## Source data
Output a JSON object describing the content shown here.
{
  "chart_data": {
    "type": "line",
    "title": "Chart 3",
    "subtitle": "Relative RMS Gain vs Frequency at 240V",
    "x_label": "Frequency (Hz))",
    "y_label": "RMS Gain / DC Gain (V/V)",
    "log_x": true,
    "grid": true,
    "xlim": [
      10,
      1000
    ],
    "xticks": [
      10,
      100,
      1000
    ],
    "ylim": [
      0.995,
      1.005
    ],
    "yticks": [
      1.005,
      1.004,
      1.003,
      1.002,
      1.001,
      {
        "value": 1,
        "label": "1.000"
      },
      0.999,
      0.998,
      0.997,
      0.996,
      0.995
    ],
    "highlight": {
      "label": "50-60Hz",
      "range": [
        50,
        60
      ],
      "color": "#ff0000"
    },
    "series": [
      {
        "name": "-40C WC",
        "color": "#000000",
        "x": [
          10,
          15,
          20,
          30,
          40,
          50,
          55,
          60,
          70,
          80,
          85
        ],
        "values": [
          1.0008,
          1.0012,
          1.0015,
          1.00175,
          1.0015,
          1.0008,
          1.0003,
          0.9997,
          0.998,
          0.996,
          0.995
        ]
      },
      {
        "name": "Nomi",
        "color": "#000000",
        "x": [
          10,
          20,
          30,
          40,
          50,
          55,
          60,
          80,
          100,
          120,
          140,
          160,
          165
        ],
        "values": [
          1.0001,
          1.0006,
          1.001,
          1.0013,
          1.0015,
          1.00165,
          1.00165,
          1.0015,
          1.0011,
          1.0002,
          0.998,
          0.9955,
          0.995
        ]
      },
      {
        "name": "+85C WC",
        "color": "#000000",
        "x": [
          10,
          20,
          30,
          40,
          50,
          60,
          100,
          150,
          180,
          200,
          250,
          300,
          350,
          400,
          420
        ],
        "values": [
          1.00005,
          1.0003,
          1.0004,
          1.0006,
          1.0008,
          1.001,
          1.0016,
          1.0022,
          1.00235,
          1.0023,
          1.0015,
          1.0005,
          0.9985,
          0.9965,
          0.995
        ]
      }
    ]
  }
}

## What you should do
Find every line of the data that holds the string "Gain", then say how many there are and nothing else.

## Task solution
2